= Te lezen tekst =
◇ ◇ ◇ ◇ ◇ ◇ ◇

Het interieur van de kerk is vrijwel leeggehaald. De kerk zit vol met steigers, buizen en planken. Achter de troon van de bisschop (op dit moment is dat Guy Harpigny) vertellen gotische glas-in-loodramen het levensverhaal van Childeric. Een weelderig oksaal markeert de scheiding tussen romaanse schip en het gotische koor.

De kathedraal is enorm, haalt een lengte van 134 meter en is daarmee zelfs langer dan haar beroemdere naamgenoot, de Notre-Dame te Parijs.

In de Notre-Dame van Tournai bevindt zich ”de schat”, dat is een schatkamer met oude relieken, schrijnen, zilverwerk, wandtapijten en een Byzantijns wijdingskruis.

Wie in Tournai kerken wil bezoeken, kan zijn gang gaan, er staan er negen, zoals de Eglise Saint-Jacques, vlak bij de Grote Markt, de Eglise Saint-Brice op de Place Clovis (op de rechteroever van de Schelde) en de Sainte-Marie-Madeleine aan de Rue de la Madeleine. Het gezegde hier luidt: „Tournai, 100 klokkentorens en 400 klokken”. Dat klopt van geen kant, maar de boodschap is duidelijk.

Vlak bij de Eglise-Saint-Brice werd in de zeventiende eeuw bij opgravingen het graf gevonden van Childeric, de vader van Clovis, vol met de overblijfselen van wapens, juwelen en stoffelijke resten van zo’n twintig paarden en veulens. Boven de voordeur van Place Clovis nr. 8 zit een herinneringstegel in de muur die naar het graf van Childeric verwijst.

◇ ◇ ◇ ◇ ◇ ◇ ◇

= Korte opdracht =
Hoe luidt alles van "De kathedraal is" tot en met "boodschap is duidelijk." uit de tekst over Tournai als je "Tournai" vervangt door "Doornik"?

= Verzameld materiaal =
◇ ◇ ◇ ◇ ◇ ◇ ◇

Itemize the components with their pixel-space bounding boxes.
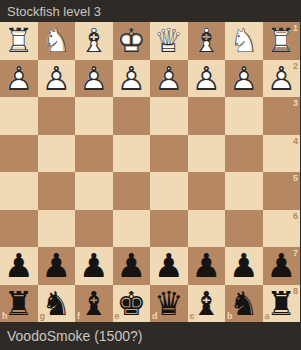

◇ ◇ ◇ ◇ ◇ ◇ ◇

= Uitvoer =
De kathedraal is enorm, haalt een lengte van 134 meter en is daarmee zelfs langer dan haar beroemdere naamgenoot, de Notre-Dame te Parijs.

In de Notre-Dame van Doornik bevindt zich ”de schat”, dat is een schatkamer met oude relieken, schrijnen, zilverwerk, wandtapijten en een Byzantijns wijdingskruis.

Wie in Doornik kerken wil bezoeken, kan zijn gang gaan, er staan er negen, zoals de Eglise Saint-Jacques, vlak bij de Grote Markt, de Eglise Saint-Brice op de Place Clovis (op de rechteroever van de Schelde) en de Sainte-Marie-Madeleine aan de Rue de la Madeleine. Het gezegde hier luidt: „Doornik, 100 klokkentorens en 400 klokken”. Dat klopt van geen kant, maar de boodschap is duidelijk.